* What needs to be done
Check every line of the entries for "page", and copy the lines that hold it.

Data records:
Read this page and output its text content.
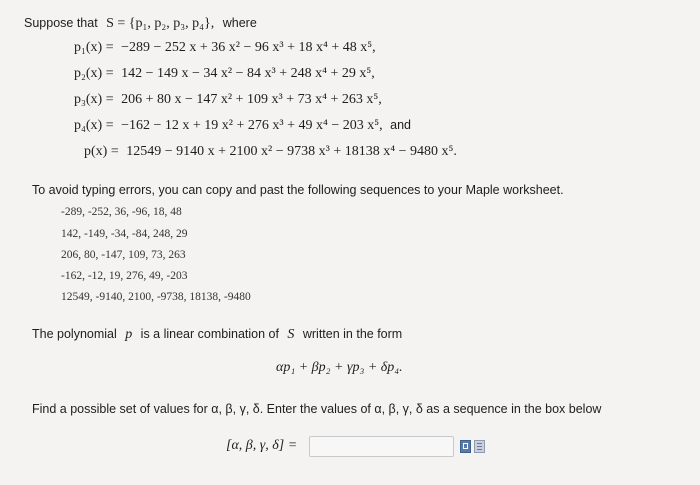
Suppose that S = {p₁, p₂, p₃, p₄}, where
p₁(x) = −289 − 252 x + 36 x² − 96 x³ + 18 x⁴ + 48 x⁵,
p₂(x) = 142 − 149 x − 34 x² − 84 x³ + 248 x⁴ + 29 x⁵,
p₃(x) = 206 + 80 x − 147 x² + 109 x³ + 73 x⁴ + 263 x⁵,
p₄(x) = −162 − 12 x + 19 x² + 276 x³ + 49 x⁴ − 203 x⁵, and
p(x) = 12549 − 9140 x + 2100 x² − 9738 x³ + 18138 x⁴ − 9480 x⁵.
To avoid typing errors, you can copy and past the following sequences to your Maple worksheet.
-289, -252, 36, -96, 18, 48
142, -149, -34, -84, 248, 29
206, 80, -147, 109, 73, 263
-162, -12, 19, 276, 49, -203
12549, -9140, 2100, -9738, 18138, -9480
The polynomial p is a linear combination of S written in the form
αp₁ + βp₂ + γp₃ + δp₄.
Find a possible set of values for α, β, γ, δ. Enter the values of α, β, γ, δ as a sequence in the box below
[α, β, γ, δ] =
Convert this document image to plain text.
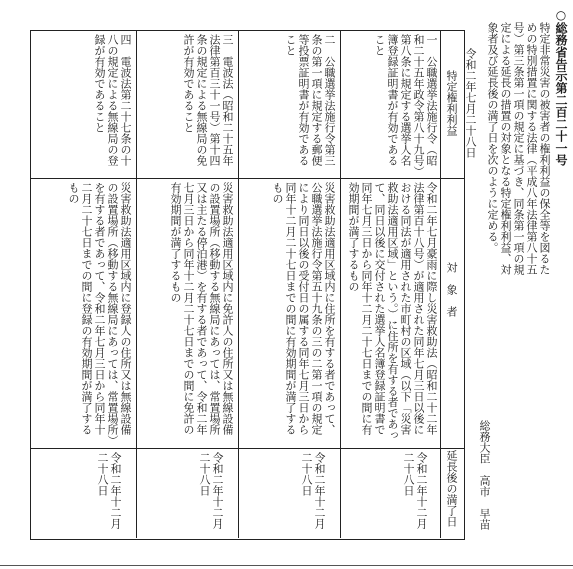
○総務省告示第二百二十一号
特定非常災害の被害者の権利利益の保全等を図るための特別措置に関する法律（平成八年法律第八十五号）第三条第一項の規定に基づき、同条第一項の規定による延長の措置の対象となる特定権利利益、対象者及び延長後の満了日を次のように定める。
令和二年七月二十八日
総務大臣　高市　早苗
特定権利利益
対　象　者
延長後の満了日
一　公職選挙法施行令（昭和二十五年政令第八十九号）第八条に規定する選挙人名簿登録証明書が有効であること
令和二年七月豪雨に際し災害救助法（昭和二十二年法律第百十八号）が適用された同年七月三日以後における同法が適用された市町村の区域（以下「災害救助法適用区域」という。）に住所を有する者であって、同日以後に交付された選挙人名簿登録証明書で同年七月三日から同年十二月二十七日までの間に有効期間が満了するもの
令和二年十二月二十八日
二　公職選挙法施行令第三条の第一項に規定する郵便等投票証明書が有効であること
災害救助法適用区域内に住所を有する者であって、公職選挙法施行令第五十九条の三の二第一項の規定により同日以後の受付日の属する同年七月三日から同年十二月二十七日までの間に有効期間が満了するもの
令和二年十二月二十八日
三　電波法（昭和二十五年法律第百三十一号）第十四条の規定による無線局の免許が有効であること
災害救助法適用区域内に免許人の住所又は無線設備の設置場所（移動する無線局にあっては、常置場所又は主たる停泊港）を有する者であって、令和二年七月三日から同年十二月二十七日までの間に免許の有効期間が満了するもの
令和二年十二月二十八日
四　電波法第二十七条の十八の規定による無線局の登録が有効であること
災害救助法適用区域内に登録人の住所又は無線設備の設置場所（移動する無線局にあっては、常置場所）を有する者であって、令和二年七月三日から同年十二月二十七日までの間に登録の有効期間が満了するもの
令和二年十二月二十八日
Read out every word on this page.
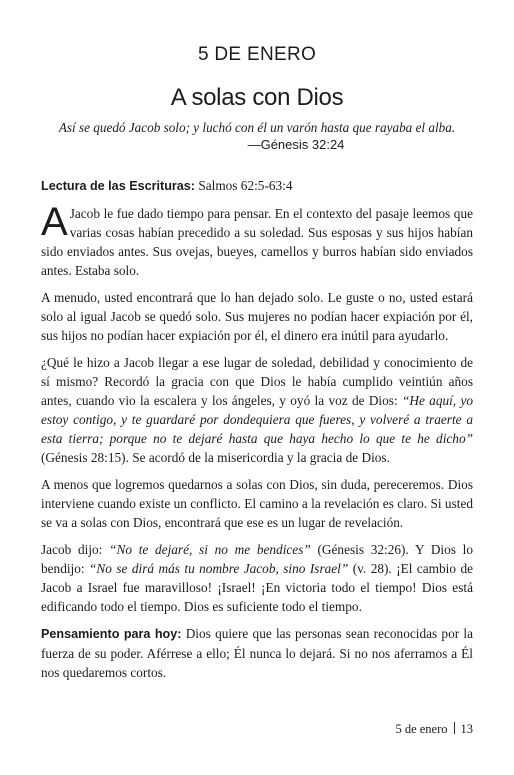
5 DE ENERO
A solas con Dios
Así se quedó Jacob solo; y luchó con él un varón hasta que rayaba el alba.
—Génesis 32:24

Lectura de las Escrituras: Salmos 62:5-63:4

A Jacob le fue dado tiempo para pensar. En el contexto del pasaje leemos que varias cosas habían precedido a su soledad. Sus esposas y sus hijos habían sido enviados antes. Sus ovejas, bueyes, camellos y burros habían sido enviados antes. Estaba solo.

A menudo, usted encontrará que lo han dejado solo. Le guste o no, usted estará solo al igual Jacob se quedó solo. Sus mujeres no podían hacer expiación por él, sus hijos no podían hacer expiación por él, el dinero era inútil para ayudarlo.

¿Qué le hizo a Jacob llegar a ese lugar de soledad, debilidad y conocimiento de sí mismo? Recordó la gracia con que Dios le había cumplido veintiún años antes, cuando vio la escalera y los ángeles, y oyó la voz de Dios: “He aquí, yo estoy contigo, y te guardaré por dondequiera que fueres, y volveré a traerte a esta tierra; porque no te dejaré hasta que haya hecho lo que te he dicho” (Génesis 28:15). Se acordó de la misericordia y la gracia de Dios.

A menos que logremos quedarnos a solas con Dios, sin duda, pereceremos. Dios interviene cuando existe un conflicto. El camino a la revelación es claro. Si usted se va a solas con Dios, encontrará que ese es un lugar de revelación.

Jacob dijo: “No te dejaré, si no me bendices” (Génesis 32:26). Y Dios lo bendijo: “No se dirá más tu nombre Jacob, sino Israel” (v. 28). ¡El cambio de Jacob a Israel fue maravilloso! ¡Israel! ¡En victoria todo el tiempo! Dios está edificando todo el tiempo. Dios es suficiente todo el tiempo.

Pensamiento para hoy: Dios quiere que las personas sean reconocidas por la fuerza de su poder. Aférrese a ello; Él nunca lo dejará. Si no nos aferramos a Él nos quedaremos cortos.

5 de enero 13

* Task answer
Read this page and output its text content.
Read out every word on this page.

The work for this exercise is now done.